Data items
--- start ---

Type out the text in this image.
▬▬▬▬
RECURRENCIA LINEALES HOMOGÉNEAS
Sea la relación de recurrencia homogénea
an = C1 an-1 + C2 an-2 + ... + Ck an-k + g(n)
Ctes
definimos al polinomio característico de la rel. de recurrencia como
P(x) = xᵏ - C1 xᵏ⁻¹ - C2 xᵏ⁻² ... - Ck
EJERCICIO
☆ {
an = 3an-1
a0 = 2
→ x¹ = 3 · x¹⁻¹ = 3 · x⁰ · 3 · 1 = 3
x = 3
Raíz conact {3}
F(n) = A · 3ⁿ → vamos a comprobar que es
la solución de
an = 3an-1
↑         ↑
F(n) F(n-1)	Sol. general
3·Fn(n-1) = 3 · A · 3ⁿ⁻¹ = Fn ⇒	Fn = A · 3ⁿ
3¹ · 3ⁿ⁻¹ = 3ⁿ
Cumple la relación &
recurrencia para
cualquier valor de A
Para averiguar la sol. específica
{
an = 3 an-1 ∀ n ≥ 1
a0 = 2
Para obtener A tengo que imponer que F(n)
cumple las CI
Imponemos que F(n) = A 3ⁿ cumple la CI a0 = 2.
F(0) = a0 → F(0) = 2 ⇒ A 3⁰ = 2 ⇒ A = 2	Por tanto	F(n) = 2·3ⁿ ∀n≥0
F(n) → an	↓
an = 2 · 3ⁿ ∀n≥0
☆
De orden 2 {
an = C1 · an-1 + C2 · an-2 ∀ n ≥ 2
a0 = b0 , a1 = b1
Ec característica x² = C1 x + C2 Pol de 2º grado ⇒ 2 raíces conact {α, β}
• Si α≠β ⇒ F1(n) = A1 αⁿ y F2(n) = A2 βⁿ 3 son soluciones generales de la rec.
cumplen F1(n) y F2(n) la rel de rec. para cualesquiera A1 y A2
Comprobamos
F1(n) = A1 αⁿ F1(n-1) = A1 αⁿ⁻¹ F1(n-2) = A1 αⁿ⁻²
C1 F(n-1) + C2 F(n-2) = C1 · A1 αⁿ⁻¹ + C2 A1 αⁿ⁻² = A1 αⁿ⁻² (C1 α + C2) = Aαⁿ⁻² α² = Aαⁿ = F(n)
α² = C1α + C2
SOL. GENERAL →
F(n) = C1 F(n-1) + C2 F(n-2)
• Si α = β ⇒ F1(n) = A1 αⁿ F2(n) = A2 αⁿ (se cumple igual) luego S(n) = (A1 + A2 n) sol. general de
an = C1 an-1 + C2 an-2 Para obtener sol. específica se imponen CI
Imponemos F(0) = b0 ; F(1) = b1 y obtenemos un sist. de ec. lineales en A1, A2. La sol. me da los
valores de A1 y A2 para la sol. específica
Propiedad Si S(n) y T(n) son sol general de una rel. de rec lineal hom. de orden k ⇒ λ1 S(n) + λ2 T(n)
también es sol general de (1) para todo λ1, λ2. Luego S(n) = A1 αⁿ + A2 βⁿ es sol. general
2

--- end ---

Task goal:
From the listing above, reproduce all the lines exactly.

Expected answer:
Type out the text in this image.
▬▬▬▬
RECURRENCIA LINEALES HOMOGÉNEAS
Sea la relación de recurrencia homogénea
an = C1 an-1 + C2 an-2 + ... + Ck an-k + g(n)
Ctes
definimos al polinomio característico de la rel. de recurrencia como
P(x) = xᵏ - C1 xᵏ⁻¹ - C2 xᵏ⁻² ... - Ck
EJERCICIO
☆ {
an = 3an-1
a0 = 2
→ x¹ = 3 · x¹⁻¹ = 3 · x⁰ · 3 · 1 = 3
x = 3
Raíz conact {3}
F(n) = A · 3ⁿ → vamos a comprobar que es
la solución de
an = 3an-1
↑         ↑
F(n) F(n-1)	Sol. general
3·Fn(n-1) = 3 · A · 3ⁿ⁻¹ = Fn ⇒	Fn = A · 3ⁿ
3¹ · 3ⁿ⁻¹ = 3ⁿ
Cumple la relación &
recurrencia para
cualquier valor de A
Para averiguar la sol. específica
{
an = 3 an-1 ∀ n ≥ 1
a0 = 2
Para obtener A tengo que imponer que F(n)
cumple las CI
Imponemos que F(n) = A 3ⁿ cumple la CI a0 = 2.
F(0) = a0 → F(0) = 2 ⇒ A 3⁰ = 2 ⇒ A = 2	Por tanto	F(n) = 2·3ⁿ ∀n≥0
F(n) → an	↓
an = 2 · 3ⁿ ∀n≥0
☆
De orden 2 {
an = C1 · an-1 + C2 · an-2 ∀ n ≥ 2
a0 = b0 , a1 = b1
Ec característica x² = C1 x + C2 Pol de 2º grado ⇒ 2 raíces conact {α, β}
• Si α≠β ⇒ F1(n) = A1 αⁿ y F2(n) = A2 βⁿ 3 son soluciones generales de la rec.
cumplen F1(n) y F2(n) la rel de rec. para cualesquiera A1 y A2
Comprobamos
F1(n) = A1 αⁿ F1(n-1) = A1 αⁿ⁻¹ F1(n-2) = A1 αⁿ⁻²
C1 F(n-1) + C2 F(n-2) = C1 · A1 αⁿ⁻¹ + C2 A1 αⁿ⁻² = A1 αⁿ⁻² (C1 α + C2) = Aαⁿ⁻² α² = Aαⁿ = F(n)
α² = C1α + C2
SOL. GENERAL →
F(n) = C1 F(n-1) + C2 F(n-2)
• Si α = β ⇒ F1(n) = A1 αⁿ F2(n) = A2 αⁿ (se cumple igual) luego S(n) = (A1 + A2 n) sol. general de
an = C1 an-1 + C2 an-2 Para obtener sol. específica se imponen CI
Imponemos F(0) = b0 ; F(1) = b1 y obtenemos un sist. de ec. lineales en A1, A2. La sol. me da los
valores de A1 y A2 para la sol. específica
Propiedad Si S(n) y T(n) son sol general de una rel. de rec lineal hom. de orden k ⇒ λ1 S(n) + λ2 T(n)
también es sol general de (1) para todo λ1, λ2. Luego S(n) = A1 αⁿ + A2 βⁿ es sol. general
2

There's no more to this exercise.